**WHAT THE EXERCISE ASKS**
Show all lines of the listing that hold the word "BigCo".

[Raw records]
..........
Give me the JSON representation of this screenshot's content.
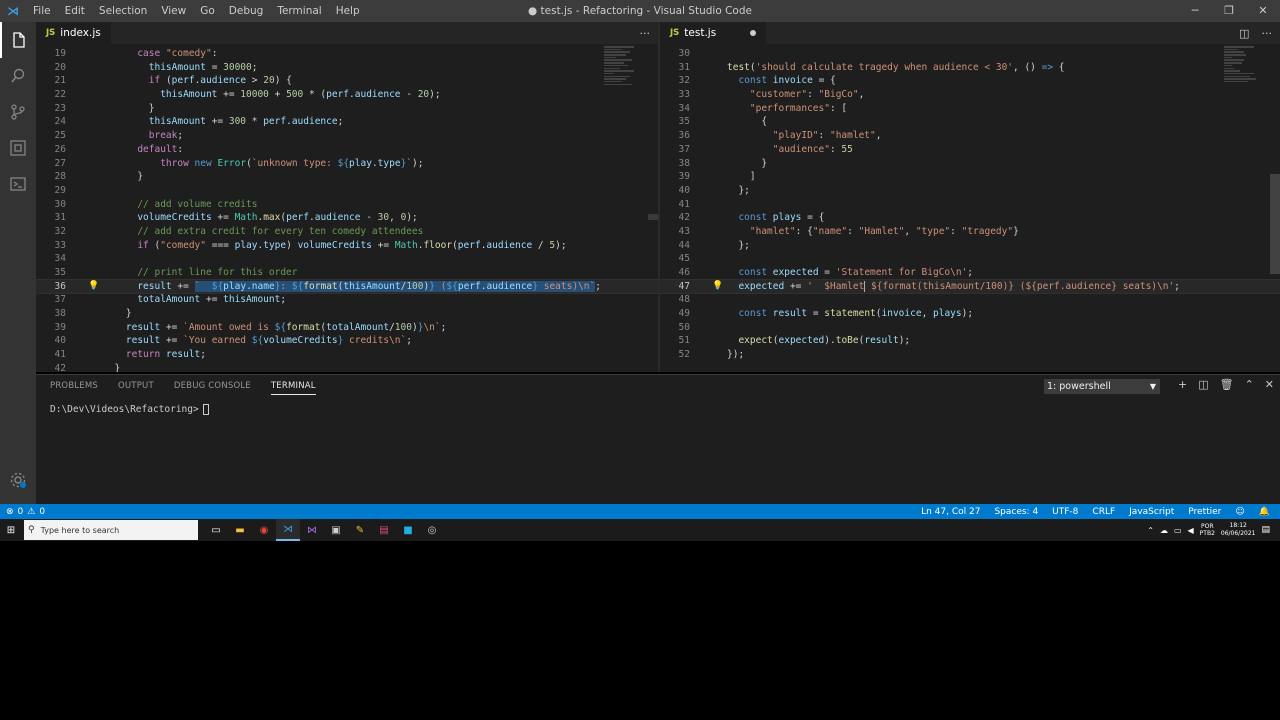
{
  "window": {
    "title": "● test.js - Refactoring - Visual Studio Code",
    "menu": [
      "File",
      "Edit",
      "Selection",
      "View",
      "Go",
      "Debug",
      "Terminal",
      "Help"
    ]
  },
  "activity_icons": [
    "files-icon",
    "search-icon",
    "source-control-icon",
    "extensions-icon",
    "remote-explorer-icon"
  ],
  "editor_left": {
    "tab_label": "index.js",
    "lines": [
      {
        "n": "19",
        "html": "      <span class=\"kw\">case</span> <span class=\"str\">\"comedy\"</span>:"
      },
      {
        "n": "20",
        "html": "        <span class=\"var\">thisAmount</span> = <span class=\"num2\">30000</span>;"
      },
      {
        "n": "21",
        "html": "        <span class=\"kw\">if</span> (<span class=\"var\">perf</span>.<span class=\"var\">audience</span> > <span class=\"num2\">20</span>) {"
      },
      {
        "n": "22",
        "html": "          <span class=\"var\">thisAmount</span> += <span class=\"num2\">10000</span> + <span class=\"num2\">500</span> * (<span class=\"var\">perf</span>.<span class=\"var\">audience</span> - <span class=\"num2\">20</span>);"
      },
      {
        "n": "23",
        "html": "        }"
      },
      {
        "n": "24",
        "html": "        <span class=\"var\">thisAmount</span> += <span class=\"num2\">300</span> * <span class=\"var\">perf</span>.<span class=\"var\">audience</span>;"
      },
      {
        "n": "25",
        "html": "        <span class=\"kw\">break</span>;"
      },
      {
        "n": "26",
        "html": "      <span class=\"kw\">default</span>:"
      },
      {
        "n": "27",
        "html": "          <span class=\"kw\">throw</span> <span class=\"kw2\">new</span> <span class=\"cls\">Error</span>(<span class=\"str\">`unknown type: </span><span class=\"kw2\">${</span><span class=\"var\">play</span>.<span class=\"var\">type</span><span class=\"kw2\">}</span><span class=\"str\">`</span>);"
      },
      {
        "n": "28",
        "html": "      }"
      },
      {
        "n": "29",
        "html": ""
      },
      {
        "n": "30",
        "html": "      <span class=\"com\">// add volume credits</span>"
      },
      {
        "n": "31",
        "html": "      <span class=\"var\">volumeCredits</span> += <span class=\"cls\">Math</span>.<span class=\"fn\">max</span>(<span class=\"var\">perf</span>.<span class=\"var\">audience</span> - <span class=\"num2\">30</span>, <span class=\"num2\">0</span>);"
      },
      {
        "n": "32",
        "html": "      <span class=\"com\">// add extra credit for every ten comedy attendees</span>"
      },
      {
        "n": "33",
        "html": "      <span class=\"kw\">if</span> (<span class=\"str\">\"comedy\"</span> === <span class=\"var\">play</span>.<span class=\"var\">type</span>) <span class=\"var\">volumeCredits</span> += <span class=\"cls\">Math</span>.<span class=\"fn\">floor</span>(<span class=\"var\">perf</span>.<span class=\"var\">audience</span> / <span class=\"num2\">5</span>);"
      },
      {
        "n": "34",
        "html": ""
      },
      {
        "n": "35",
        "html": "      <span class=\"com\">// print line for this order</span>"
      },
      {
        "n": "36",
        "html": "      <span class=\"var\">result</span> += <span class=\"sel\"><span class=\"str\">`  </span><span class=\"kw2\">${</span><span class=\"var\">play</span>.<span class=\"var\">name</span><span class=\"kw2\">}</span><span class=\"str\">: </span><span class=\"kw2\">${</span><span class=\"fn\">format</span>(<span class=\"var\">thisAmount</span>/<span class=\"num2\">100</span>)<span class=\"kw2\">}</span><span class=\"str\"> (</span><span class=\"kw2\">${</span><span class=\"var\">perf</span>.<span class=\"var\">audience</span><span class=\"kw2\">}</span><span class=\"str\"> seats)\\n`</span></span>;",
        "current": true,
        "bulb": true
      },
      {
        "n": "37",
        "html": "      <span class=\"var\">totalAmount</span> += <span class=\"var\">thisAmount</span>;"
      },
      {
        "n": "38",
        "html": "    }"
      },
      {
        "n": "39",
        "html": "    <span class=\"var\">result</span> += <span class=\"str\">`Amount owed is </span><span class=\"kw2\">${</span><span class=\"fn\">format</span>(<span class=\"var\">totalAmount</span>/<span class=\"num2\">100</span>)<span class=\"kw2\">}</span><span class=\"str\">\\n`</span>;"
      },
      {
        "n": "40",
        "html": "    <span class=\"var\">result</span> += <span class=\"str\">`You earned </span><span class=\"kw2\">${</span><span class=\"var\">volumeCredits</span><span class=\"kw2\">}</span><span class=\"str\"> credits\\n`</span>;"
      },
      {
        "n": "41",
        "html": "    <span class=\"kw\">return</span> <span class=\"var\">result</span>;"
      },
      {
        "n": "42",
        "html": "  }"
      }
    ]
  },
  "editor_right": {
    "tab_label": "test.js",
    "lines": [
      {
        "n": "30",
        "html": ""
      },
      {
        "n": "31",
        "html": "<span class=\"fn\">test</span>(<span class=\"str\">'should calculate tragedy when audience &lt; 30'</span>, () <span class=\"kw2\">=></span> {"
      },
      {
        "n": "32",
        "html": "  <span class=\"kw2\">const</span> <span class=\"var\">invoice</span> = {"
      },
      {
        "n": "33",
        "html": "    <span class=\"str\">\"customer\"</span>: <span class=\"str\">\"BigCo\"</span>,"
      },
      {
        "n": "34",
        "html": "    <span class=\"str\">\"performances\"</span>: ["
      },
      {
        "n": "35",
        "html": "      {"
      },
      {
        "n": "36",
        "html": "        <span class=\"str\">\"playID\"</span>: <span class=\"str\">\"hamlet\"</span>,"
      },
      {
        "n": "37",
        "html": "        <span class=\"str\">\"audience\"</span>: <span class=\"num2\">55</span>"
      },
      {
        "n": "38",
        "html": "      }"
      },
      {
        "n": "39",
        "html": "    ]"
      },
      {
        "n": "40",
        "html": "  };"
      },
      {
        "n": "41",
        "html": ""
      },
      {
        "n": "42",
        "html": "  <span class=\"kw2\">const</span> <span class=\"var\">plays</span> = {"
      },
      {
        "n": "43",
        "html": "    <span class=\"str\">\"hamlet\"</span>: {<span class=\"str\">\"name\"</span>: <span class=\"str\">\"Hamlet\"</span>, <span class=\"str\">\"type\"</span>: <span class=\"str\">\"tragedy\"</span>}"
      },
      {
        "n": "44",
        "html": "  };"
      },
      {
        "n": "45",
        "html": ""
      },
      {
        "n": "46",
        "html": "  <span class=\"kw2\">const</span> <span class=\"var\">expected</span> = <span class=\"str\">'Statement for BigCo\\n'</span>;"
      },
      {
        "n": "47",
        "html": "  <span class=\"var\">expected</span> += <span class=\"str\">'  $Hamlet</span><span style=\"border-left:1px solid #aeafad\"></span><span class=\"str\"> ${format(thisAmount/100)} (${perf.audience} seats)\\n'</span>;",
        "current": true,
        "bulb": true
      },
      {
        "n": "48",
        "html": ""
      },
      {
        "n": "49",
        "html": "  <span class=\"kw2\">const</span> <span class=\"var\">result</span> = <span class=\"fn\">statement</span>(<span class=\"var\">invoice</span>, <span class=\"var\">plays</span>);"
      },
      {
        "n": "50",
        "html": ""
      },
      {
        "n": "51",
        "html": "  <span class=\"fn\">expect</span>(<span class=\"var\">expected</span>).<span class=\"fn\">toBe</span>(<span class=\"var\">result</span>);"
      },
      {
        "n": "52",
        "html": "});"
      }
    ]
  },
  "panel": {
    "tabs": [
      "PROBLEMS",
      "OUTPUT",
      "DEBUG CONSOLE",
      "TERMINAL"
    ],
    "active_tab": "TERMINAL",
    "terminal_select": "1: powershell",
    "prompt": "D:\\Dev\\Videos\\Refactoring>"
  },
  "status": {
    "errors": "0",
    "warnings": "0",
    "position": "Ln 47, Col 27",
    "spaces": "Spaces: 4",
    "encoding": "UTF-8",
    "eol": "CRLF",
    "language": "JavaScript",
    "formatter": "Prettier"
  },
  "taskbar": {
    "search_placeholder": "Type here to search",
    "lang_top": "POR",
    "lang_bottom": "PTB2",
    "time": "18:12",
    "date": "06/06/2021"
  },
  "colors": {
    "status_bar": "#007acc",
    "editor_bg": "#1e1e1e",
    "title_bar": "#3c3c3c",
    "activity_bar": "#333333"
  }
}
..........
**TASK OUTPUT**
        "html": "    <span class=\"str\">\"customer\"</span>: <span class=\"str\">\"BigCo\"</span>,"
        "html": "  <span class=\"kw2\">const</span> <span class=\"var\">expected</span> = <span class=\"str\">'Statement for BigCo\\n'</span>;"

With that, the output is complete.